## [Stated problem]
Tell me how many lines hold "this", please, using only the number.

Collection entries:

------------------------------

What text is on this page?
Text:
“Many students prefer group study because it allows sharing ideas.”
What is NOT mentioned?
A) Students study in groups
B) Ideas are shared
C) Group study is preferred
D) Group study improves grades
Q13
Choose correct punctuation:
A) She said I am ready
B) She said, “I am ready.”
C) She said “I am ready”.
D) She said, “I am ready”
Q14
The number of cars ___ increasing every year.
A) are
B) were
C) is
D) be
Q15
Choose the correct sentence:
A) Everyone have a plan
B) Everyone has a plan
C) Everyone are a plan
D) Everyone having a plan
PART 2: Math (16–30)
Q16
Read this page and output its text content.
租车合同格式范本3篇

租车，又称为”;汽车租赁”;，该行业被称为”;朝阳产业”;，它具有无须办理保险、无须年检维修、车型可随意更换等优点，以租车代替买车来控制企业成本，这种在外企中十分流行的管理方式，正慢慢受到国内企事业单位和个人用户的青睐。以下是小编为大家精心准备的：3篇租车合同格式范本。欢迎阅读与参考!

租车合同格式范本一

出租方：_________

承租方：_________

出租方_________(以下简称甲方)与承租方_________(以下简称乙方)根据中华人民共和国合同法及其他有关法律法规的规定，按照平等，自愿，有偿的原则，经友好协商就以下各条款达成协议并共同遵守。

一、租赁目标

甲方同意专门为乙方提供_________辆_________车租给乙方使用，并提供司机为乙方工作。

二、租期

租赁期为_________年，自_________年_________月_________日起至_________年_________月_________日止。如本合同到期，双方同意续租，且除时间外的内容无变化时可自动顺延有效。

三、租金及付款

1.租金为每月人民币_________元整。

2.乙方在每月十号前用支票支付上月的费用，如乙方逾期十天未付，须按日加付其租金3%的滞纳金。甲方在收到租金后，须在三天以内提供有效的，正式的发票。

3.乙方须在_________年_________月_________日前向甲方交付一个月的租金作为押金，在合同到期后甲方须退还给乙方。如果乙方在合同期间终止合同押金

------------------------------

## [Correct answer]
2